Instrucciones:
[1] Cita textualmente la parte del relato sobre el hijo que empieza con "En aquellos momentos" y termina con "aquello que encontraba.".
[2] Escribe lo que sigue al relato sobre el hijo, a partir de su última frase.

Texto de la página:
____________________

A los 18 años se enamoró perdidamente. Eso le costó no aprobar nada más que una asignatura en la carrera que eligió, “arquitectura técnica” pero con todo su esfuerzo y tesón consiguió terminarla, aunque en más años de los debidos.
En aquellos momentos vino la crisis en la construcción y no encontraba trabajo.
-Tengo mala suerte- decía siempre porque no lo encontraba. Y yo, también lo pensaba, aunque me callaba. Aun así trabajó en todo aquello que encontraba.
Se casó con su chica de toda la vida, se compraron un piso, pudo ir cumpliendo sus ilusiones, hasta que se propuso otra meta, ser policía y después de luchar y trabajar muy duramente año tras año, lo consiguió a la cuarta vez que se presentó y se sentía el hombre más feliz del mundo.
A partir de aquí, podría expresar miles de pensamientos, miles de ideas que me planteo cada día, miles de conjeturas que se han dicho, miles de rumores con los que se ha especulado y miles y miles de suposiciones que nunca nos podrán decir la verdad porque la verdad de su sufrimiento se la llevó él y jamás podremos saberla. Pienso y pienso, tengo mis propias conclusiones, pero prefiero no decirlas, no pensarlas porque me destrozaría a mí misma y el mundo en el que sé que tengo que sobrevivir.
¿Quién se lo podía imaginar? ¿Por qué lo hizo si ya había conseguido lo que quería? ¿Por qué no nos contó su sufrimiento? ¿Por qué no lo demostró?
Enumeraría infinitos “porqués” que no tienen respuesta y sobre todo no pueden calmar la angustia y el dolor de tantas preguntas.
Éramos una familia normal, con tres hijos a los que hemos tratado de inculcar unos valores siempre desde el respeto y el cariño. Jamás hemos tenido enormes preocupaciones, hemos disfrutado enormemente con ellos y siempre ha existido mucho amor y mucha comprensión. Como padres nos sentimos muy orgullosos de los tres y gracias a eso podemos seguir adelante.
Somos supervivientes y esa es nuestra nueva realidad y tenemos que aprender a vivir de otra manera, sin nuestro hijo que ya no está y no va a volver nunca más.

____________________

Información registrada:
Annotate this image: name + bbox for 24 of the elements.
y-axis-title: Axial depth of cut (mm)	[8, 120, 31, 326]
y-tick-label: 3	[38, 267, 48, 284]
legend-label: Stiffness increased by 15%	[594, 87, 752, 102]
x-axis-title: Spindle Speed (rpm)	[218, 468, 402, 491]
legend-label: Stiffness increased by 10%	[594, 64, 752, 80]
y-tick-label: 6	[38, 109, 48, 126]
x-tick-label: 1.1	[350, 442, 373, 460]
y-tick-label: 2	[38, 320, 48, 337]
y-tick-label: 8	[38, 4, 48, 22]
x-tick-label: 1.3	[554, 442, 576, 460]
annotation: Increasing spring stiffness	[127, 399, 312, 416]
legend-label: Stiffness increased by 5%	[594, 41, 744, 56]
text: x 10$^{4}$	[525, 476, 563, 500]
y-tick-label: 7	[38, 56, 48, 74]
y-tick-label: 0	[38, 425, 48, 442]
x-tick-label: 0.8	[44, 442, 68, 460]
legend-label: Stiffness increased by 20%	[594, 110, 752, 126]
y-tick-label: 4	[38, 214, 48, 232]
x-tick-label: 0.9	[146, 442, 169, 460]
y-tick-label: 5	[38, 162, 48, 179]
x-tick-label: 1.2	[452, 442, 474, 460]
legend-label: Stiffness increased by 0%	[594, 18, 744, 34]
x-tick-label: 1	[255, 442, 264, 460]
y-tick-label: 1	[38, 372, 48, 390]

____________________

Resultados por tarea:
[1]
En aquellos momentos vino la crisis en la construcción y no encontraba trabajo.
-Tengo mala suerte- decía siempre porque no lo encontraba. Y yo, también lo pensaba, aunque me callaba. Aun así trabajó en todo aquello que encontraba.

[2]
Nuestro hijo se suicidó, un término que jamás había entrado en nuestras vidas y que desconocíamos por completo. Un término que hemos tenido que aprender a comprender y que no tiene explicación ni sentido. Un término que en principio callamos y no dijimos. Un término que nos hace sentirnos muy culpables aunque no entendemos muy bien de qué. Un término que nos está matando por dentro y no sabemos si algún día no se nos quebrará la voz al decirlo, pero un término que me gustaría gritar al mundo entero y decir claramente:
¡MI HIJO SE SUICIDÓ!
Y no tenía una enfermedad mental, ni doble personalidad, ni estaba loco, probablemente sufría y en esa terrible desesperación, es lo que decidió.
“Su hijo se ha suicidado”
Cinco palabras que deseo enormemente que otras madres no tengan que escuchar.
Mi voz se quiebra al no oír la tuya,
aunque la escucho constantemente
y me calma y me ayuda.
Te has ido tristemente sin decir adiós
aunque te siento en cada momento.
Tu sonrisa clara, tu dulzura
me despierta el alma dándome alas
para seguir, para luchar, para amar.
El río se llevó tu esencia y tu figura,
lentamente, en ese caminar de pasos eternos.
Ya no hay nada, sin ti,
ya no hay risas, ni juegos,
ni llamadas alegres, ni noticias, ni escritura.
Mi pensamiento se ha hecho tuyo
y no soy yo, soy tú,
porque los dos ya somos uno.
Es la forma de seguir,
porque sí, porque no hay otra.
Y cuando este hierro candente
deje de quemar mi carne trémula,
cuando ya pueda verte, oírte, escucharte,
y mi profunda herida esté sanada,
entonces reviviré por ti y para ti,
para tenerte siempre a mi lado y en mi alma.